Images are not part of the copy; transcribe all the data exactly.

-- begin PROVIDED DATA --

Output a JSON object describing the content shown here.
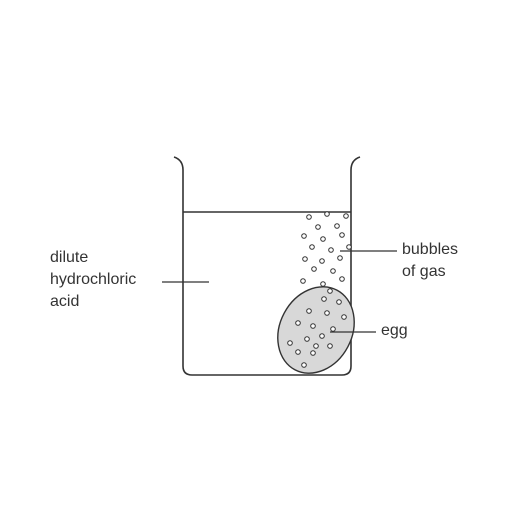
{
  "labels": {
    "acid": [
      "dilute",
      "hydrochloric",
      "acid"
    ],
    "bubbles": [
      "bubbles",
      "of gas"
    ],
    "egg": [
      "egg"
    ]
  },
  "colors": {
    "line": "#333333",
    "egg_fill": "#d8d8d8",
    "background": "#ffffff"
  }
}
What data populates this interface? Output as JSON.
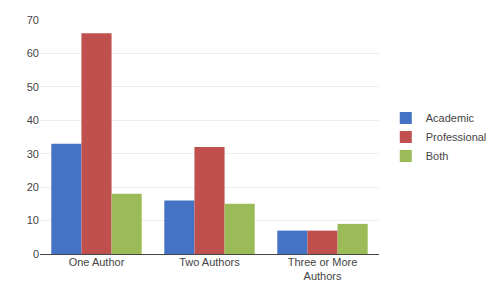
{
  "chart_data": {
    "type": "bar",
    "categories": [
      "One Author",
      "Two Authors",
      "Three or More\nAuthors"
    ],
    "series": [
      {
        "name": "Academic",
        "color": "#4472C4",
        "values": [
          33,
          16,
          7
        ]
      },
      {
        "name": "Professional",
        "color": "#C0504D",
        "values": [
          66,
          32,
          7
        ]
      },
      {
        "name": "Both",
        "color": "#9BBB59",
        "values": [
          18,
          15,
          9
        ]
      }
    ],
    "ylim": [
      0,
      70
    ],
    "yticks": [
      0,
      10,
      20,
      30,
      40,
      50,
      60,
      70
    ],
    "grid": true,
    "legend": "right"
  }
}
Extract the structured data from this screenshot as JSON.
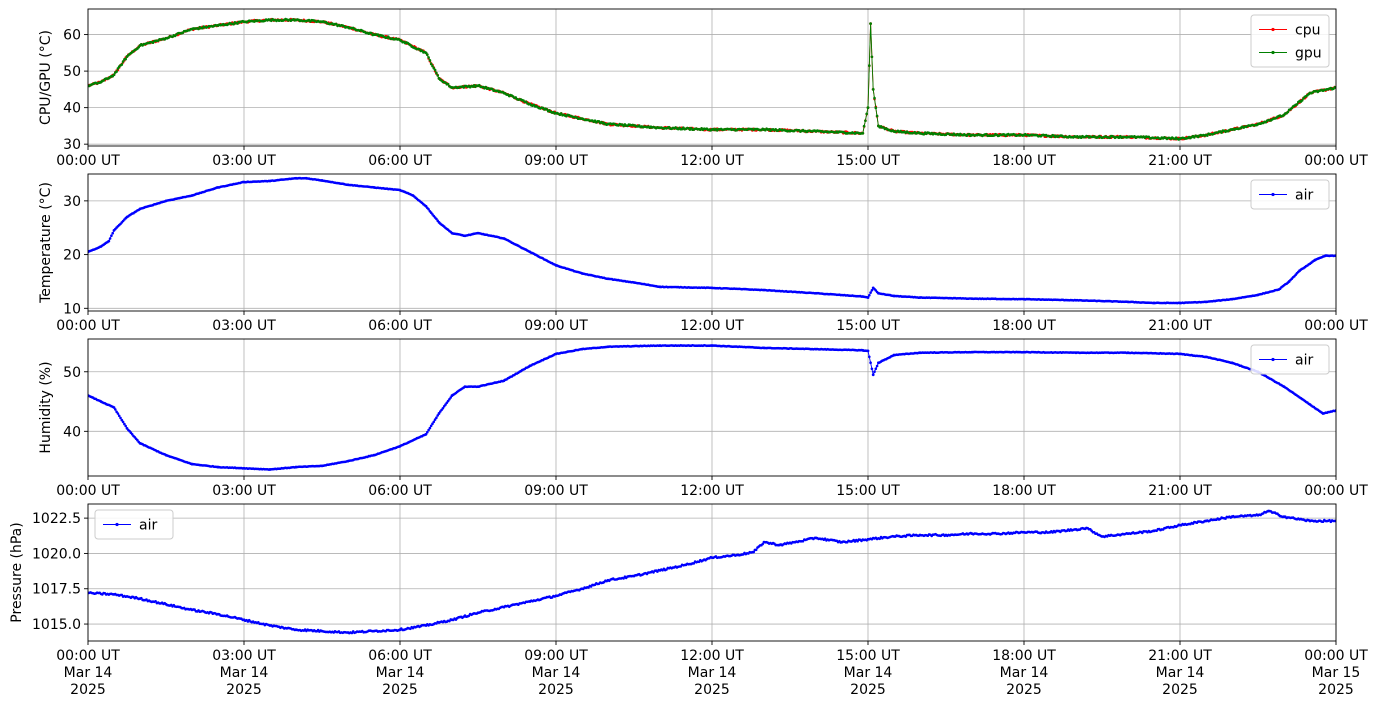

-- end PROVIDED DATA --

### OUTPUT OF THE EXERCISE
Output a JSON object describing the content shown here.
{
  "labels": {
    "acid": [
      "dilute",
      "hydrochloric",
      "acid"
    ],
    "bubbles": [
      "bubbles",
      "of gas"
    ],
    "egg": [
      "egg"
    ]
  },
  "colors": {
    "line": "#333333",
    "egg_fill": "#d8d8d8",
    "background": "#ffffff"
  }
}
What data populates this interface? Output as JSON.
{
  "chart_data": {
    "type": "bar",
    "categories": [
      "One Author",
      "Two Authors",
      "Three or More\nAuthors"
    ],
    "series": [
      {
        "name": "Academic",
        "color": "#4472C4",
        "values": [
          33,
          16,
          7
        ]
      },
      {
        "name": "Professional",
        "color": "#C0504D",
        "values": [
          66,
          32,
          7
        ]
      },
      {
        "name": "Both",
        "color": "#9BBB59",
        "values": [
          18,
          15,
          9
        ]
      }
    ],
    "ylim": [
      0,
      70
    ],
    "yticks": [
      0,
      10,
      20,
      30,
      40,
      50,
      60,
      70
    ],
    "grid": true,
    "legend": "right"
  }
}
Extract the structured data from this screenshot as JSON.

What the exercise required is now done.